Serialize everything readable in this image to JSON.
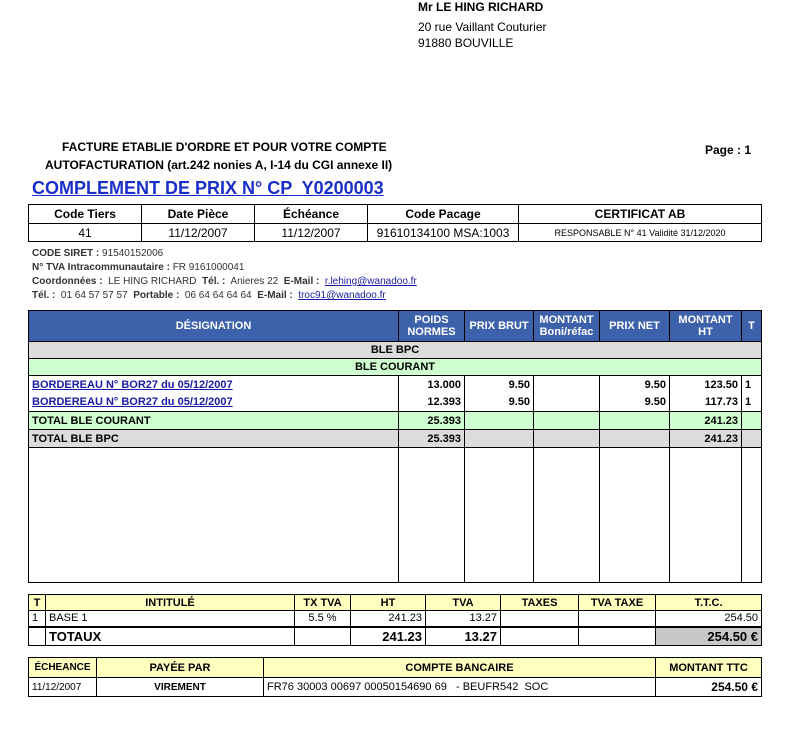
{
  "header": {
    "name": "Mr LE HING RICHARD",
    "address1": "20 rue Vaillant Couturier",
    "address2": "91880 BOUVILLE",
    "heading1": "FACTURE ETABLIE D'ORDRE ET POUR VOTRE COMPTE",
    "heading2": "AUTOFACTURATION (art.242 nonies A, I-14 du CGI annexe II)",
    "page": "Page : 1",
    "title": "COMPLEMENT DE PRIX N° CP  Y0200003"
  },
  "info": {
    "headers": [
      "Code Tiers",
      "Date Pièce",
      "Échéance",
      "Code Pacage",
      "CERTIFICAT AB"
    ],
    "row": [
      "41",
      "11/12/2007",
      "11/12/2007",
      "91610134100 MSA:1003",
      "RESPONSABLE N° 41 Validité 31/12/2020"
    ]
  },
  "details": {
    "siret_label": "CODE SIRET :",
    "siret": "91540152006",
    "tva_label": "N° TVA Intracommunautaire :",
    "tva": "FR 9161000041",
    "coord_label": "Coordonnées :",
    "coord_name": "LE HING RICHARD",
    "tel_label": "Tél. :",
    "tel_place": "Anieres 22",
    "email_label": "E-Mail :",
    "email1": "r.lehing@wanadoo.fr",
    "tel2_label": "Tél. :",
    "tel2": "01 64 57 57 57",
    "mobile_label": "Portable :",
    "mobile": "06 64 64 64 64",
    "email2_label": "E-Mail :",
    "email2": "troc91@wanadoo.fr"
  },
  "lines": {
    "headers": [
      "DÉSIGNATION",
      "POIDS NORMES",
      "PRIX BRUT",
      "MONTANT Boni/réfac",
      "PRIX NET",
      "MONTANT HT",
      "T"
    ],
    "group1": "BLE BPC",
    "group2": "BLE COURANT",
    "rows": [
      {
        "designation": "BORDEREAU N° BOR27 du 05/12/2007",
        "poids": "13.000",
        "prix_brut": "9.50",
        "prix_net": "9.50",
        "montant": "123.50",
        "t": "1"
      },
      {
        "designation": "BORDEREAU N° BOR27 du 05/12/2007",
        "poids": "12.393",
        "prix_brut": "9.50",
        "prix_net": "9.50",
        "montant": "117.73",
        "t": "1"
      }
    ],
    "total1": {
      "label": "TOTAL BLE COURANT",
      "poids": "25.393",
      "montant": "241.23"
    },
    "total2": {
      "label": "TOTAL BLE BPC",
      "poids": "25.393",
      "montant": "241.23"
    }
  },
  "tax": {
    "headers": [
      "T",
      "INTITULÉ",
      "TX TVA",
      "HT",
      "TVA",
      "TAXES",
      "TVA TAXE",
      "T.T.C."
    ],
    "row": {
      "t": "1",
      "intitule": "BASE 1",
      "tx": "5.5 %",
      "ht": "241.23",
      "tva": "13.27",
      "ttc": "254.50"
    },
    "totals": {
      "label": "TOTAUX",
      "ht": "241.23",
      "tva": "13.27",
      "ttc": "254.50 €"
    }
  },
  "payment": {
    "headers": [
      "ÉCHEANCE",
      "PAYÉE PAR",
      "COMPTE BANCAIRE",
      "MONTANT TTC"
    ],
    "row": [
      "11/12/2007",
      "VIREMENT",
      "FR76 30003 00697 00050154690 69   - BEUFR542  SOC",
      "254.50 €"
    ]
  }
}
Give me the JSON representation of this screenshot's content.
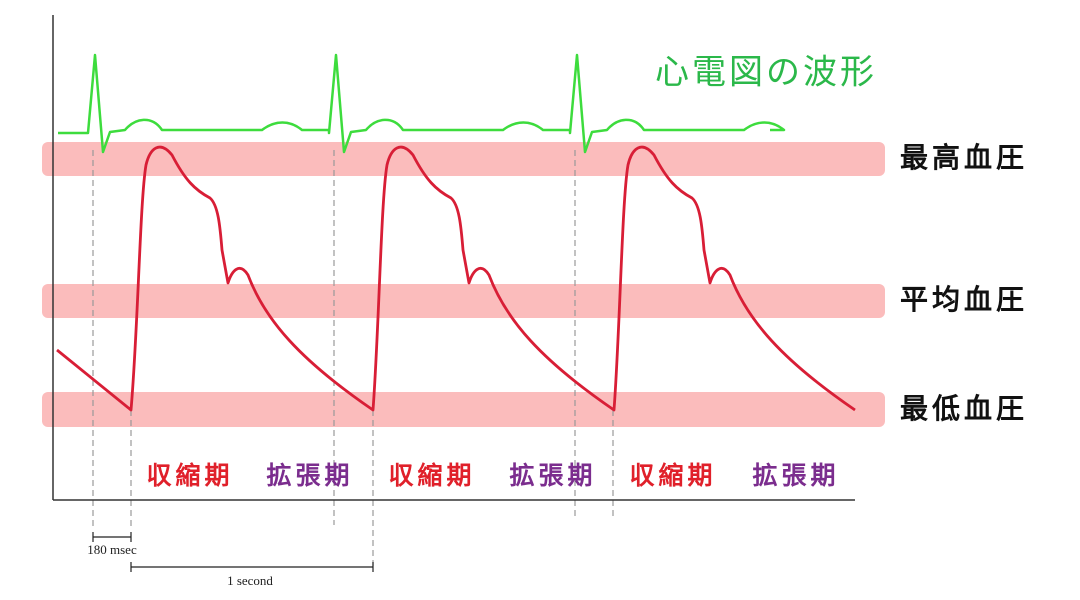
{
  "ecg_label": "心電図の波形",
  "pressure_levels": [
    "最高血圧",
    "平均血圧",
    "最低血圧"
  ],
  "phases": [
    "収縮期",
    "拡張期",
    "収縮期",
    "拡張期",
    "収縮期",
    "拡張期"
  ],
  "timing": [
    "180 msec",
    "1 second"
  ]
}
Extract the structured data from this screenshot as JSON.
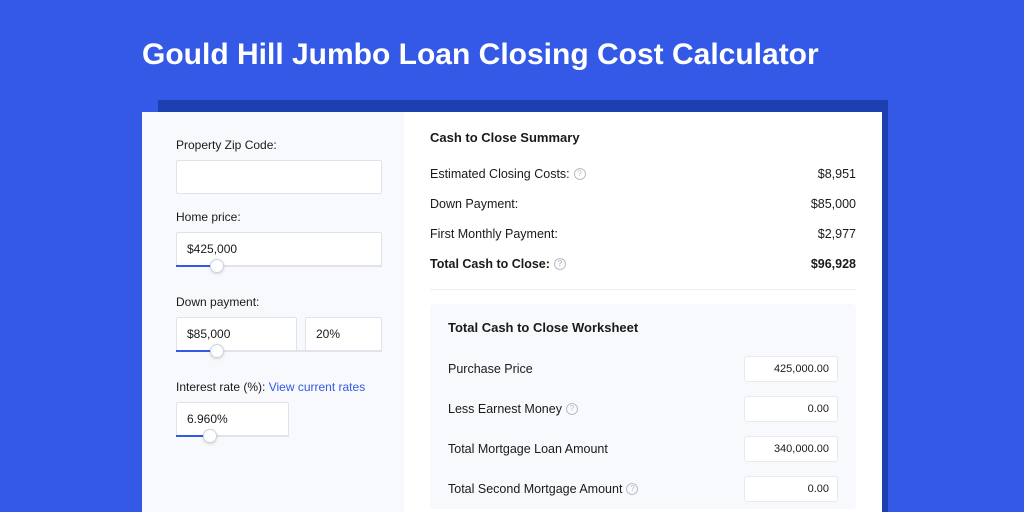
{
  "colors": {
    "page_bg": "#3359e6",
    "shadow_bg": "#1d3fb0",
    "card_bg": "#ffffff",
    "left_panel_bg": "#f7f9fc",
    "worksheet_bg": "#f7f9fc",
    "text": "#1a1a1a",
    "link": "#3359e6",
    "border": "#e0e3ea",
    "help_icon": "#b8bcc7"
  },
  "header": {
    "title": "Gould Hill Jumbo Loan Closing Cost Calculator"
  },
  "inputs": {
    "zip": {
      "label": "Property Zip Code:",
      "value": ""
    },
    "home_price": {
      "label": "Home price:",
      "value": "$425,000",
      "slider_pct": 20
    },
    "down_payment": {
      "label": "Down payment:",
      "value": "$85,000",
      "pct_value": "20%",
      "slider_pct": 20
    },
    "interest": {
      "label": "Interest rate (%): ",
      "link_text": "View current rates",
      "value": "6.960%",
      "slider_pct": 30
    }
  },
  "summary": {
    "heading": "Cash to Close Summary",
    "rows": [
      {
        "label": "Estimated Closing Costs:",
        "value": "$8,951",
        "help": true,
        "bold": false
      },
      {
        "label": "Down Payment:",
        "value": "$85,000",
        "help": false,
        "bold": false
      },
      {
        "label": "First Monthly Payment:",
        "value": "$2,977",
        "help": false,
        "bold": false
      },
      {
        "label": "Total Cash to Close:",
        "value": "$96,928",
        "help": true,
        "bold": true
      }
    ]
  },
  "worksheet": {
    "heading": "Total Cash to Close Worksheet",
    "rows": [
      {
        "label": "Purchase Price",
        "value": "425,000.00",
        "help": false
      },
      {
        "label": "Less Earnest Money",
        "value": "0.00",
        "help": true
      },
      {
        "label": "Total Mortgage Loan Amount",
        "value": "340,000.00",
        "help": false
      },
      {
        "label": "Total Second Mortgage Amount",
        "value": "0.00",
        "help": true
      }
    ]
  }
}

* What you will do: Transcribe the entries above verbatim, omitting their pictures.

* Solved exercise:
Serialize everything readable in this image to JSON.
{
  "header": {
    "name": "Mr LE HING RICHARD",
    "address1": "20 rue Vaillant Couturier",
    "address2": "91880 BOUVILLE",
    "heading1": "FACTURE ETABLIE D'ORDRE ET POUR VOTRE COMPTE",
    "heading2": "AUTOFACTURATION (art.242 nonies A, I-14 du CGI annexe II)",
    "page": "Page : 1",
    "title": "COMPLEMENT DE PRIX N° CP  Y0200003"
  },
  "info": {
    "headers": [
      "Code Tiers",
      "Date Pièce",
      "Échéance",
      "Code Pacage",
      "CERTIFICAT AB"
    ],
    "row": [
      "41",
      "11/12/2007",
      "11/12/2007",
      "91610134100 MSA:1003",
      "RESPONSABLE N° 41 Validité 31/12/2020"
    ]
  },
  "details": {
    "siret_label": "CODE SIRET :",
    "siret": "91540152006",
    "tva_label": "N° TVA Intracommunautaire :",
    "tva": "FR 9161000041",
    "coord_label": "Coordonnées :",
    "coord_name": "LE HING RICHARD",
    "tel_label": "Tél. :",
    "tel_place": "Anieres 22",
    "email_label": "E-Mail :",
    "email1": "r.lehing@wanadoo.fr",
    "tel2_label": "Tél. :",
    "tel2": "01 64 57 57 57",
    "mobile_label": "Portable :",
    "mobile": "06 64 64 64 64",
    "email2_label": "E-Mail :",
    "email2": "troc91@wanadoo.fr"
  },
  "lines": {
    "headers": [
      "DÉSIGNATION",
      "POIDS NORMES",
      "PRIX BRUT",
      "MONTANT Boni/réfac",
      "PRIX NET",
      "MONTANT HT",
      "T"
    ],
    "group1": "BLE BPC",
    "group2": "BLE COURANT",
    "rows": [
      {
        "designation": "BORDEREAU N° BOR27 du 05/12/2007",
        "poids": "13.000",
        "prix_brut": "9.50",
        "prix_net": "9.50",
        "montant": "123.50",
        "t": "1"
      },
      {
        "designation": "BORDEREAU N° BOR27 du 05/12/2007",
        "poids": "12.393",
        "prix_brut": "9.50",
        "prix_net": "9.50",
        "montant": "117.73",
        "t": "1"
      }
    ],
    "total1": {
      "label": "TOTAL BLE COURANT",
      "poids": "25.393",
      "montant": "241.23"
    },
    "total2": {
      "label": "TOTAL BLE BPC",
      "poids": "25.393",
      "montant": "241.23"
    }
  },
  "tax": {
    "headers": [
      "T",
      "INTITULÉ",
      "TX TVA",
      "HT",
      "TVA",
      "TAXES",
      "TVA TAXE",
      "T.T.C."
    ],
    "row": {
      "t": "1",
      "intitule": "BASE 1",
      "tx": "5.5 %",
      "ht": "241.23",
      "tva": "13.27",
      "ttc": "254.50"
    },
    "totals": {
      "label": "TOTAUX",
      "ht": "241.23",
      "tva": "13.27",
      "ttc": "254.50 €"
    }
  },
  "payment": {
    "headers": [
      "ÉCHEANCE",
      "PAYÉE PAR",
      "COMPTE BANCAIRE",
      "MONTANT TTC"
    ],
    "row": [
      "11/12/2007",
      "VIREMENT",
      "FR76 30003 00697 00050154690 69   - BEUFR542  SOC",
      "254.50 €"
    ]
  }
}
Give me the JSON representation of this screenshot's content.
{
  "ecg_label": "心電図の波形",
  "pressure_levels": [
    "最高血圧",
    "平均血圧",
    "最低血圧"
  ],
  "phases": [
    "収縮期",
    "拡張期",
    "収縮期",
    "拡張期",
    "収縮期",
    "拡張期"
  ],
  "timing": [
    "180 msec",
    "1 second"
  ]
}
Extract the structured data from this screenshot as JSON.
{
  "colors": {
    "page_bg": "#3359e6",
    "shadow_bg": "#1d3fb0",
    "card_bg": "#ffffff",
    "left_panel_bg": "#f7f9fc",
    "worksheet_bg": "#f7f9fc",
    "text": "#1a1a1a",
    "link": "#3359e6",
    "border": "#e0e3ea",
    "help_icon": "#b8bcc7"
  },
  "header": {
    "title": "Gould Hill Jumbo Loan Closing Cost Calculator"
  },
  "inputs": {
    "zip": {
      "label": "Property Zip Code:",
      "value": ""
    },
    "home_price": {
      "label": "Home price:",
      "value": "$425,000",
      "slider_pct": 20
    },
    "down_payment": {
      "label": "Down payment:",
      "value": "$85,000",
      "pct_value": "20%",
      "slider_pct": 20
    },
    "interest": {
      "label": "Interest rate (%): ",
      "link_text": "View current rates",
      "value": "6.960%",
      "slider_pct": 30
    }
  },
  "summary": {
    "heading": "Cash to Close Summary",
    "rows": [
      {
        "label": "Estimated Closing Costs:",
        "value": "$8,951",
        "help": true,
        "bold": false
      },
      {
        "label": "Down Payment:",
        "value": "$85,000",
        "help": false,
        "bold": false
      },
      {
        "label": "First Monthly Payment:",
        "value": "$2,977",
        "help": false,
        "bold": false
      },
      {
        "label": "Total Cash to Close:",
        "value": "$96,928",
        "help": true,
        "bold": true
      }
    ]
  },
  "worksheet": {
    "heading": "Total Cash to Close Worksheet",
    "rows": [
      {
        "label": "Purchase Price",
        "value": "425,000.00",
        "help": false
      },
      {
        "label": "Less Earnest Money",
        "value": "0.00",
        "help": true
      },
      {
        "label": "Total Mortgage Loan Amount",
        "value": "340,000.00",
        "help": false
      },
      {
        "label": "Total Second Mortgage Amount",
        "value": "0.00",
        "help": true
      }
    ]
  }
}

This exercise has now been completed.